GOAL: Identify every line containing the word "JSON" and reproduce each one.

───── SOURCE RECORDS

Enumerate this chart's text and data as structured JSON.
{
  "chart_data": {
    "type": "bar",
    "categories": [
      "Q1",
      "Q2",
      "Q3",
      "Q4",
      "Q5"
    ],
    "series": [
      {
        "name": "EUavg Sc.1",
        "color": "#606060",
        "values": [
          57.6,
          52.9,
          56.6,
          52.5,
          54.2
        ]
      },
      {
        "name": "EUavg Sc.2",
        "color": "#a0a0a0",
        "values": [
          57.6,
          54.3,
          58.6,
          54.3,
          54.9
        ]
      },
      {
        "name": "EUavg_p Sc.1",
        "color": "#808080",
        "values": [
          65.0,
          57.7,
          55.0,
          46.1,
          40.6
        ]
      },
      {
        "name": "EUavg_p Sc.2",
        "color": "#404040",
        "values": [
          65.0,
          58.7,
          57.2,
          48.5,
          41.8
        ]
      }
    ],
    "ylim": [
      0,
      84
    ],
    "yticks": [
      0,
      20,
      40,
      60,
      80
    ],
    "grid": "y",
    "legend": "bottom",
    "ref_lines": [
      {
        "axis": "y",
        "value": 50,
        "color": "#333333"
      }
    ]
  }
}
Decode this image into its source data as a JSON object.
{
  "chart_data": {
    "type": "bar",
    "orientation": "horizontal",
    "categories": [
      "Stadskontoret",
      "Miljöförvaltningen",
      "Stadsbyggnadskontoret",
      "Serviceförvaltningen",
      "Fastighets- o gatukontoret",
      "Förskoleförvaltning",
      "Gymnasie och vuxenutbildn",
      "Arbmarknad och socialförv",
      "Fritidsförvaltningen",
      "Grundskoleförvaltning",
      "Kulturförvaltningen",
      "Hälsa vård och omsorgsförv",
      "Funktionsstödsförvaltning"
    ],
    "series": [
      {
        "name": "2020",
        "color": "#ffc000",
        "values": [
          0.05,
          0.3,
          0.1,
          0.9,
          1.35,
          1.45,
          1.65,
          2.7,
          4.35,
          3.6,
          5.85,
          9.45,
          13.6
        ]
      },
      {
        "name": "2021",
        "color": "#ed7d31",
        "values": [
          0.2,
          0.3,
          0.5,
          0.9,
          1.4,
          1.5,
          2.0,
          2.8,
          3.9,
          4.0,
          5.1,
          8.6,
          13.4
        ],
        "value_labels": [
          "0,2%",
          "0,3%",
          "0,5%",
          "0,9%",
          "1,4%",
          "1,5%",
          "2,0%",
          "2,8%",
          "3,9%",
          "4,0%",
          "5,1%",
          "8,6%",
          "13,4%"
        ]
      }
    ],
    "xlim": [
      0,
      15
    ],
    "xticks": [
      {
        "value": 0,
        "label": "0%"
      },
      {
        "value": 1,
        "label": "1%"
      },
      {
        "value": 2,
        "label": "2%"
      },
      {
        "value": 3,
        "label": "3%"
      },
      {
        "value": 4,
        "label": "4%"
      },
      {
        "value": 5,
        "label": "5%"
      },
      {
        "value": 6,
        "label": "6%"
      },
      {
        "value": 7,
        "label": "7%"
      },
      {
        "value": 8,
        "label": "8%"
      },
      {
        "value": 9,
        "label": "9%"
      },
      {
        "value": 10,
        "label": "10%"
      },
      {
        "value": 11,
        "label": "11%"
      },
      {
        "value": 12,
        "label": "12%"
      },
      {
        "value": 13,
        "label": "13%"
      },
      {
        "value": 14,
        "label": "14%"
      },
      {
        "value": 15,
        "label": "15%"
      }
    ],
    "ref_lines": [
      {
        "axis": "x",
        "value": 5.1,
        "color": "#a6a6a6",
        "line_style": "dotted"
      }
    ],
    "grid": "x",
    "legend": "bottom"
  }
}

──────────

SOLVED EXERCISE:
Enumerate this chart's text and data as structured JSON.
Decode this image into its source data as a JSON object.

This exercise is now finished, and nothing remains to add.